_Job_
Look below. Copy each line that has "actuariel" in it.

_Material to process_
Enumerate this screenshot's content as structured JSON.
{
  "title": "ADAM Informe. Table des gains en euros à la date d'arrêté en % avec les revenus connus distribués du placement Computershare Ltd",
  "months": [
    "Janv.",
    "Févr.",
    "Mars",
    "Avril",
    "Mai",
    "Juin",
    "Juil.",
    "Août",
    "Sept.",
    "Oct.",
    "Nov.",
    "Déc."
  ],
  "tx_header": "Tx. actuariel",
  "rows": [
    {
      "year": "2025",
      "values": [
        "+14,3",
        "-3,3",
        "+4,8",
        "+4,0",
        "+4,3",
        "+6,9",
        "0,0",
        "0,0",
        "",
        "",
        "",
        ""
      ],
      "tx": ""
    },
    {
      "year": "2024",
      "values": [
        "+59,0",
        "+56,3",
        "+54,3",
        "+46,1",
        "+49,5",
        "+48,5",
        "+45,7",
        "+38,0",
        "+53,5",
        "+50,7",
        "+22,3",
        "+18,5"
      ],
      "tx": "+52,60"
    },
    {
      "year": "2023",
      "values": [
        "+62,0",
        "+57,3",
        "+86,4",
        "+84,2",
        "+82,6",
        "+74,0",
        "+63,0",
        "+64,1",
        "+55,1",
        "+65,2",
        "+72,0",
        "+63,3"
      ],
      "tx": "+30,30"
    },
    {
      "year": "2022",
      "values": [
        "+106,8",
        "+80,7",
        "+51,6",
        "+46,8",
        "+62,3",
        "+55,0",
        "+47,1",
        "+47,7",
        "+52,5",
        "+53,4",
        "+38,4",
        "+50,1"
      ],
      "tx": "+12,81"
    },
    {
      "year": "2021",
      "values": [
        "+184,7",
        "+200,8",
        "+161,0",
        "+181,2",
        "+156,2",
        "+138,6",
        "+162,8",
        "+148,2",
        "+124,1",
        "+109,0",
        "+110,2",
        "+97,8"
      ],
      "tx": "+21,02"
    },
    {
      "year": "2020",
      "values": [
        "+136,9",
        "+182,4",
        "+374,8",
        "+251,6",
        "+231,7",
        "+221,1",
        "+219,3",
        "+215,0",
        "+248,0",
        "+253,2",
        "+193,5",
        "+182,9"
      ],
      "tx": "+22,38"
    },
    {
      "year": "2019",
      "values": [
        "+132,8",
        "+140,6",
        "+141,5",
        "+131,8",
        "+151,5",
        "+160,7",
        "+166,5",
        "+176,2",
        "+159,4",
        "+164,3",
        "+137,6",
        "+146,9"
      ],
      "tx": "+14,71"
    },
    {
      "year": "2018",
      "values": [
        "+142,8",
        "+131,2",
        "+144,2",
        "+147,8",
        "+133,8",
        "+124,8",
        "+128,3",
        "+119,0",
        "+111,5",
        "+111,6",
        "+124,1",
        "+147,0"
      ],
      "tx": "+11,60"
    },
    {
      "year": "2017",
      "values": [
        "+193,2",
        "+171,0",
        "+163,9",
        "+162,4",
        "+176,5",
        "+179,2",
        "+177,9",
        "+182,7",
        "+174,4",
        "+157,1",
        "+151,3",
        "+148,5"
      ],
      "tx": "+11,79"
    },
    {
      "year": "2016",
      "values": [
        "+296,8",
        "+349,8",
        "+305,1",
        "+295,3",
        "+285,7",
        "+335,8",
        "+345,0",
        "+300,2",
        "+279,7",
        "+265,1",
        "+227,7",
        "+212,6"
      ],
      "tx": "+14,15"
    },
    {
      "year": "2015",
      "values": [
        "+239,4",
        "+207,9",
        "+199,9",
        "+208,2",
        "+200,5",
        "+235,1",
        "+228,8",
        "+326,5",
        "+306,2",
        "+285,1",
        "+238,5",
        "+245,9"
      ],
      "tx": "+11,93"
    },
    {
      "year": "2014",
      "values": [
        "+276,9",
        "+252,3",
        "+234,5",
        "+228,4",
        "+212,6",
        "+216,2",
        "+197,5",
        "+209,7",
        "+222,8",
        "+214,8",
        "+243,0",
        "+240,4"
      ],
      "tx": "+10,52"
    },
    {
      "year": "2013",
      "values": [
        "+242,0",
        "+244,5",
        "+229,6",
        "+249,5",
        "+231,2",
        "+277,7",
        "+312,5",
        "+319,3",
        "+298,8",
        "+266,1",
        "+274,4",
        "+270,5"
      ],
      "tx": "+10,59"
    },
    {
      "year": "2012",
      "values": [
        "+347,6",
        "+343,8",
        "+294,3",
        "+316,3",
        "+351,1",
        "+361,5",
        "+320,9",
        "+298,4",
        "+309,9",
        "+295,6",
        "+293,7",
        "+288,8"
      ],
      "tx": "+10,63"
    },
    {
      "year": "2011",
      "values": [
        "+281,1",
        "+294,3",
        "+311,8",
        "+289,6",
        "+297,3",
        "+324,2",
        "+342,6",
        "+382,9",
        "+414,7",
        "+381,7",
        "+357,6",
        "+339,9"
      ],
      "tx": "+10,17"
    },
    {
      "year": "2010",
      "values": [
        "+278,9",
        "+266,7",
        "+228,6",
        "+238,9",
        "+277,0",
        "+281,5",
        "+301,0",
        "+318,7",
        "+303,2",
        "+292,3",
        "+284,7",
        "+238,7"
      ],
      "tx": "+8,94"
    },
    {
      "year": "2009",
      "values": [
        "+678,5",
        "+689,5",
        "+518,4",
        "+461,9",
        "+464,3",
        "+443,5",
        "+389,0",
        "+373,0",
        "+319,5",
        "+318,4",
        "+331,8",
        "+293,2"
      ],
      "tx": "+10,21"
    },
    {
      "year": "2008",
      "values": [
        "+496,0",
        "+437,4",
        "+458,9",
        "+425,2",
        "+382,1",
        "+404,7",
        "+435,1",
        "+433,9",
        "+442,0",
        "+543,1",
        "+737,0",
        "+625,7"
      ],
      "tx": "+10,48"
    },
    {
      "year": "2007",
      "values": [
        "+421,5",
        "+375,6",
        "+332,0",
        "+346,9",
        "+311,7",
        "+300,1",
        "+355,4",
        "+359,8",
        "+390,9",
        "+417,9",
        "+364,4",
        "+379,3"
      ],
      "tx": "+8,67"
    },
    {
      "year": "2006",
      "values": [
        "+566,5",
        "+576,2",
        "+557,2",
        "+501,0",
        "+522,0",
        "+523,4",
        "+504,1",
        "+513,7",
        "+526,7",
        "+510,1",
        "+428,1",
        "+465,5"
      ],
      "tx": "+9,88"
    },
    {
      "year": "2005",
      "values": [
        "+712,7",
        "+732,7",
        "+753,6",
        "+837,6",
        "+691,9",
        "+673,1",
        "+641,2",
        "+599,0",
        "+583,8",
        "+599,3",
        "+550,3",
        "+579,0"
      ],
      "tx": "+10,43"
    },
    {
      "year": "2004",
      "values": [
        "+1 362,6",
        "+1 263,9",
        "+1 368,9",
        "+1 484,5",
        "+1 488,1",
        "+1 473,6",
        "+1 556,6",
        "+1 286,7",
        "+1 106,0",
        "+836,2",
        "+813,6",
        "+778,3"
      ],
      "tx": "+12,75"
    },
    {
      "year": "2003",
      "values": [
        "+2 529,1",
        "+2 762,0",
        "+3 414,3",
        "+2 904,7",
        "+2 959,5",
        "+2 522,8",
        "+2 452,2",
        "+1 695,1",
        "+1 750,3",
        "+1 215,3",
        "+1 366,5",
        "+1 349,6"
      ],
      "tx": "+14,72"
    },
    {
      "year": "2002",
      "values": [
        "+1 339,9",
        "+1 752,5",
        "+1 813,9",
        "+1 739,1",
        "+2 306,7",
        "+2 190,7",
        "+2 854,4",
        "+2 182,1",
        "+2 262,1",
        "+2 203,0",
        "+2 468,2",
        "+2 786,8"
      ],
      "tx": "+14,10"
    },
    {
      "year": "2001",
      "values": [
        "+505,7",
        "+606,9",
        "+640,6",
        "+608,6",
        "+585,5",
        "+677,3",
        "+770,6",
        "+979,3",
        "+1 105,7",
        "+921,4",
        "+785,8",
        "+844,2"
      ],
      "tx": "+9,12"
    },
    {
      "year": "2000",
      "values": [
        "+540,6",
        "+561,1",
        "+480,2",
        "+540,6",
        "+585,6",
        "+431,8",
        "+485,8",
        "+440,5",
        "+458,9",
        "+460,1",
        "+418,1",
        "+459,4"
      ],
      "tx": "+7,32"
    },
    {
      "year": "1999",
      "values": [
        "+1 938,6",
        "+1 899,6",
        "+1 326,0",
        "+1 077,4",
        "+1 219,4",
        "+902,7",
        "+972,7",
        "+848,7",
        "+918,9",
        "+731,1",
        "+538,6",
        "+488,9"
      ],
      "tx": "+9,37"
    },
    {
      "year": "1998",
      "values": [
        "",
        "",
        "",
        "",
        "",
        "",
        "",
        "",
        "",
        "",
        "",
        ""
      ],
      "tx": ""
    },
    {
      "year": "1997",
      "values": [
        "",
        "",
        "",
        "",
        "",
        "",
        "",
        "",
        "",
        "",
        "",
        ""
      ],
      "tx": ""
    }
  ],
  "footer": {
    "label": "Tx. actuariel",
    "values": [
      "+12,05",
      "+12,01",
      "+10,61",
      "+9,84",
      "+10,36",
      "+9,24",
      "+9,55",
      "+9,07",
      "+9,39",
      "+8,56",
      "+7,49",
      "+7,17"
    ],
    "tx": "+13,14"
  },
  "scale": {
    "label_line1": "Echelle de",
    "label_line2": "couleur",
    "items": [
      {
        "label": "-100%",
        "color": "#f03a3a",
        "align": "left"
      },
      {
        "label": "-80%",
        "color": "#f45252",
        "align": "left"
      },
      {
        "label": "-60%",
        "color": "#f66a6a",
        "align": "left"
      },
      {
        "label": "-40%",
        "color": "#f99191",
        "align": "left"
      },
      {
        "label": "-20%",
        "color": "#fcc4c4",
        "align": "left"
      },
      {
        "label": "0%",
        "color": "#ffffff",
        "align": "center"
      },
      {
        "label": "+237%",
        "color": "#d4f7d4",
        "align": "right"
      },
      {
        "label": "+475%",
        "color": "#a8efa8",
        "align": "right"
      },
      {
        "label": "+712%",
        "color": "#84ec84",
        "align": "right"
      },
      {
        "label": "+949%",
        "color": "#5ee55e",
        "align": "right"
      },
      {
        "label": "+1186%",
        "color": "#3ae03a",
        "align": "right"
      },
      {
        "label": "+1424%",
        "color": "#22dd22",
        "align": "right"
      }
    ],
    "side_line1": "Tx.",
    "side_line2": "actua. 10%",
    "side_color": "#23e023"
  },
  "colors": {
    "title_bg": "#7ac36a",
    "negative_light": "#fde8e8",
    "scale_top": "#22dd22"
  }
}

_Solution for this task_
  "tx_header": "Tx. actuariel",
    "label": "Tx. actuariel",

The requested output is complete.